• _Stated task_
Leaving out the pictures, retype all the material exactly.

────────────────────────────────────────

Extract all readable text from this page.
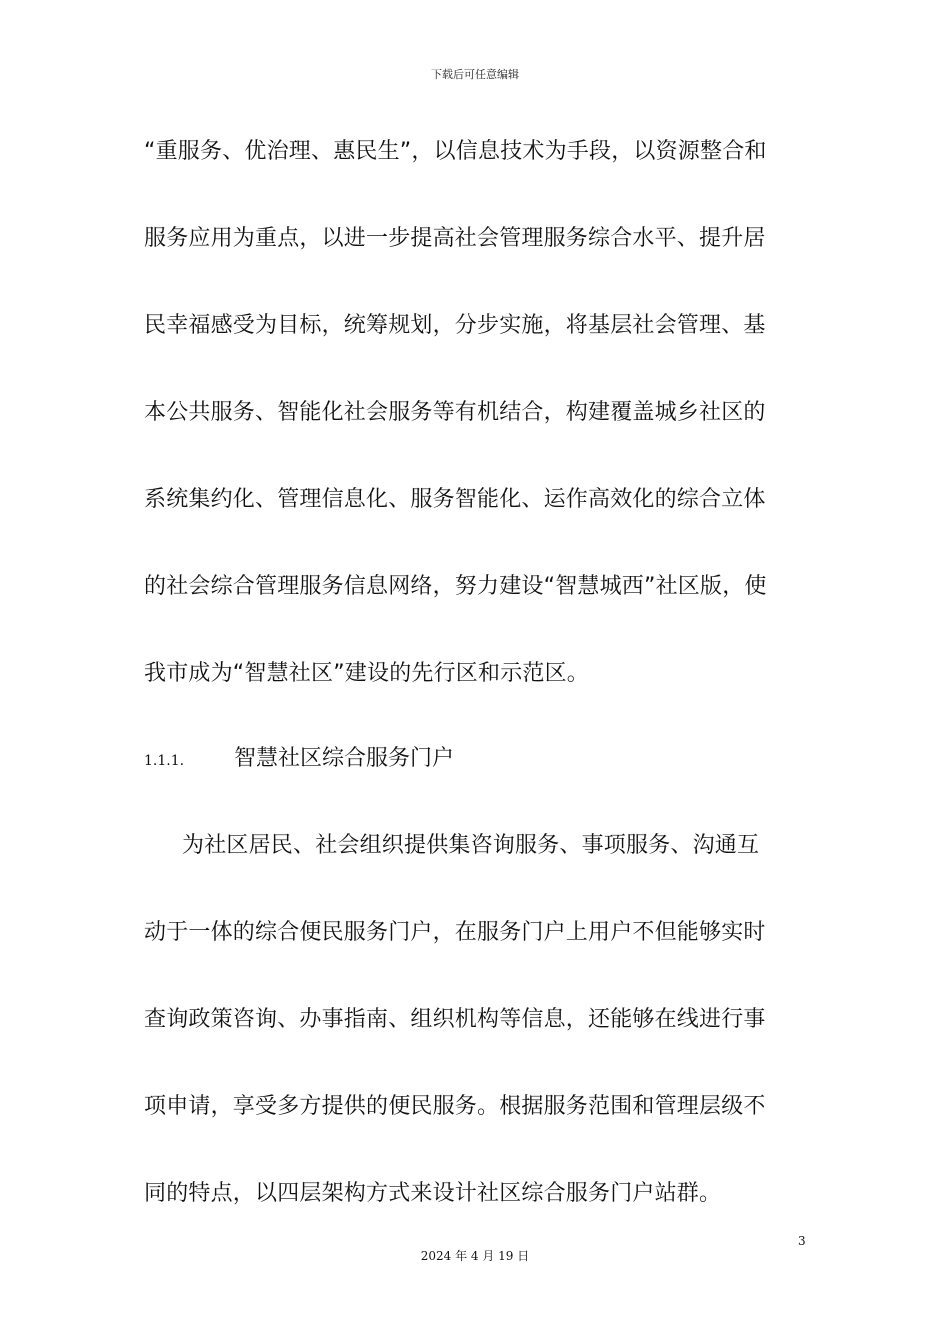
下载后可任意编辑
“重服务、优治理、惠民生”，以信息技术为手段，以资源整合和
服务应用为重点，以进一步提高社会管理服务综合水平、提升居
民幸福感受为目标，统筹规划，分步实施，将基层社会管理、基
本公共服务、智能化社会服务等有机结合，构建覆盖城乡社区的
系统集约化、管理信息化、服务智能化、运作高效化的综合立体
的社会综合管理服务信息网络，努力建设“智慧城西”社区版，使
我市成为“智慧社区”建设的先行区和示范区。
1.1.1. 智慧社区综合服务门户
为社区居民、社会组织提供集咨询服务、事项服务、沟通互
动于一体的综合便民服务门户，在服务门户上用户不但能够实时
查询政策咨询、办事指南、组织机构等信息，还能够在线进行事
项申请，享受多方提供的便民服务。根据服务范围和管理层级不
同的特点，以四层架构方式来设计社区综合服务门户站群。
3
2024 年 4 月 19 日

────────────────────────────────────────

• _Result of this task_
Extract all readable text from this page.
下载后可任意编辑
“重服务、优治理、惠民生”，以信息技术为手段，以资源整合和
服务应用为重点，以进一步提高社会管理服务综合水平、提升居
民幸福感受为目标，统筹规划，分步实施，将基层社会管理、基
本公共服务、智能化社会服务等有机结合，构建覆盖城乡社区的
系统集约化、管理信息化、服务智能化、运作高效化的综合立体
的社会综合管理服务信息网络，努力建设“智慧城西”社区版，使
我市成为“智慧社区”建设的先行区和示范区。
1.1.1. 智慧社区综合服务门户
为社区居民、社会组织提供集咨询服务、事项服务、沟通互
动于一体的综合便民服务门户，在服务门户上用户不但能够实时
查询政策咨询、办事指南、组织机构等信息，还能够在线进行事
项申请，享受多方提供的便民服务。根据服务范围和管理层级不
同的特点，以四层架构方式来设计社区综合服务门户站群。
3
2024 年 4 月 19 日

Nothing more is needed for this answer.